(Document understanding data)

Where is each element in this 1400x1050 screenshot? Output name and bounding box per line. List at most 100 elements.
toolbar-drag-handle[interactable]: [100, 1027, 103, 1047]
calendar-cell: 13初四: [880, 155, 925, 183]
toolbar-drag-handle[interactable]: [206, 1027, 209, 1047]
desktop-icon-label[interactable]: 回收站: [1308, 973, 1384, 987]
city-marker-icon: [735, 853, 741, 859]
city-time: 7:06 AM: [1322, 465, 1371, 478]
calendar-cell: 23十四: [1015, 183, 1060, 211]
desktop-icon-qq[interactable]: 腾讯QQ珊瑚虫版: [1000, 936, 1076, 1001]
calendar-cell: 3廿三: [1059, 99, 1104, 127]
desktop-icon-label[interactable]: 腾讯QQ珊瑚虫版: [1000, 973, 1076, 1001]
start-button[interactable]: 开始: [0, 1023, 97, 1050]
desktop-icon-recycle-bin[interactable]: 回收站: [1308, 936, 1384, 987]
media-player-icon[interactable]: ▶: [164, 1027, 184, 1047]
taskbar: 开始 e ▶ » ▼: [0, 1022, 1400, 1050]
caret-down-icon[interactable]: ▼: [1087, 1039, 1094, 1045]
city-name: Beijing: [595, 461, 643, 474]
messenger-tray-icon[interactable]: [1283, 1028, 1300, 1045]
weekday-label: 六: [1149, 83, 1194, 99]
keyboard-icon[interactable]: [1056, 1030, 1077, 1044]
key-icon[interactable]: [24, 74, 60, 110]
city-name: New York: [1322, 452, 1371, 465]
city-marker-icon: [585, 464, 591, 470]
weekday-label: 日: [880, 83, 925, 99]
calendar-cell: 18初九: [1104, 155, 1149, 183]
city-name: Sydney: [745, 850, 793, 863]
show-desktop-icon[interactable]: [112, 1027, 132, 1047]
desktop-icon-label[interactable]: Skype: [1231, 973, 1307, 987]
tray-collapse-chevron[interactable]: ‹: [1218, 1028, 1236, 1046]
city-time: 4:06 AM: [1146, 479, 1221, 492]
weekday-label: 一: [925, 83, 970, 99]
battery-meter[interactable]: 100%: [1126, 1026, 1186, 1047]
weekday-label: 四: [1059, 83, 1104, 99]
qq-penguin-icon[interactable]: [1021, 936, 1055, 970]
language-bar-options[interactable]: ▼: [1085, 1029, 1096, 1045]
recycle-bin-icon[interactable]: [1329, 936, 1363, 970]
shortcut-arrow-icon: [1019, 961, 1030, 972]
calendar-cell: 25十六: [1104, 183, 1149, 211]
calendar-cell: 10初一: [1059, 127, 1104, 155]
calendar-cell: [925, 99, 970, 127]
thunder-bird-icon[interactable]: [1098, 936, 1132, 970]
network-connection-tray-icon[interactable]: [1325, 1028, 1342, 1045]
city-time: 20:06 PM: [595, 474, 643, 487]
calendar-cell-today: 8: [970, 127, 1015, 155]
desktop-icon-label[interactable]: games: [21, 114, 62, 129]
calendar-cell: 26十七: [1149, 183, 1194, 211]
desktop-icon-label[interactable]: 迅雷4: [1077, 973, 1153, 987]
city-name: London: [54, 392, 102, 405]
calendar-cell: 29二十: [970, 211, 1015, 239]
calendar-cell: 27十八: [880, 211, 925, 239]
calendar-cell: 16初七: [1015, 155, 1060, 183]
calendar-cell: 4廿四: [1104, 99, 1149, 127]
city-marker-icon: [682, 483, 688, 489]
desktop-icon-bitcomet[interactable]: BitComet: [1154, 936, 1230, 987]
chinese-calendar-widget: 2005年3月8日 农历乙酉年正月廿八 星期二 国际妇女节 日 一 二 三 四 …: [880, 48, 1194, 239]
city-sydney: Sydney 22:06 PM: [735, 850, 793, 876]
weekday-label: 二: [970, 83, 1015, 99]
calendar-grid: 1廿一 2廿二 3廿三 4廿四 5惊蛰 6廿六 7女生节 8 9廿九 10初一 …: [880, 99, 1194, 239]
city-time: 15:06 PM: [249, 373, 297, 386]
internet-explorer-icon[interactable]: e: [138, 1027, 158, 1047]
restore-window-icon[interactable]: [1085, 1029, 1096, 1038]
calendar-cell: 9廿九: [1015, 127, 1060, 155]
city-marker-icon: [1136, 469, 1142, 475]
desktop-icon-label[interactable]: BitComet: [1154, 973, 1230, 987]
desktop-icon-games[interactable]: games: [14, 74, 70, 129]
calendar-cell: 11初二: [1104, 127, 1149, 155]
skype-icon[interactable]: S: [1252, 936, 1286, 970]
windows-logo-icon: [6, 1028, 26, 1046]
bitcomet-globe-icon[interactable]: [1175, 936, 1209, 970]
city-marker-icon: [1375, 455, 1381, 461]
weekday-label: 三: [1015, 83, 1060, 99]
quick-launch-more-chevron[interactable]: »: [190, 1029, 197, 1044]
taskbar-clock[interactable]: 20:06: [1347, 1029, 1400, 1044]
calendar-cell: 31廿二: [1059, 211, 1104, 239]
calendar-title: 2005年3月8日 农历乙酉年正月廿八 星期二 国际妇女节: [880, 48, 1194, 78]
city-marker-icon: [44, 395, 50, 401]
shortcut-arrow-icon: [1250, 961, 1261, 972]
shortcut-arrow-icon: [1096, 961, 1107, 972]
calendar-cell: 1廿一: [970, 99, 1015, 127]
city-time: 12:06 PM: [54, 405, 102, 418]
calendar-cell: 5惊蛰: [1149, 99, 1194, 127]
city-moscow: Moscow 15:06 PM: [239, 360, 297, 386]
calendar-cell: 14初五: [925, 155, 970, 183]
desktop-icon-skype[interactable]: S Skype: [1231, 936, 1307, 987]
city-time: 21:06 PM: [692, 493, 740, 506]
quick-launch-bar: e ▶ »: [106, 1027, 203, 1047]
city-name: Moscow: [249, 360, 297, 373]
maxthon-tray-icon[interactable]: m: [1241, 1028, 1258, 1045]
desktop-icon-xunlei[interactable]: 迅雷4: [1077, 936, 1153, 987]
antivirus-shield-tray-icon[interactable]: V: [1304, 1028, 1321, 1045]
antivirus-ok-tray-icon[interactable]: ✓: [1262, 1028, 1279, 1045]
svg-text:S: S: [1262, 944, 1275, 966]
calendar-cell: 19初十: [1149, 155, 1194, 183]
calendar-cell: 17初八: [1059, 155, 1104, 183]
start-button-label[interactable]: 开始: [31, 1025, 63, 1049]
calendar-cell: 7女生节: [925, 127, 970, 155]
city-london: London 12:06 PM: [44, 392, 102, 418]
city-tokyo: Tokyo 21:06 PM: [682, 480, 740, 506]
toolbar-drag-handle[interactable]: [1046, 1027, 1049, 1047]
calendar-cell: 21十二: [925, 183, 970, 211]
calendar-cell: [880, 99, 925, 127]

■ WHAT IS NEEDED ■
Reproduce each line of the records in which the word "London" appears.

■ SOLUTION BELOW ■
city-name: London: [54, 392, 102, 405]
city-london: London 12:06 PM: [44, 392, 102, 418]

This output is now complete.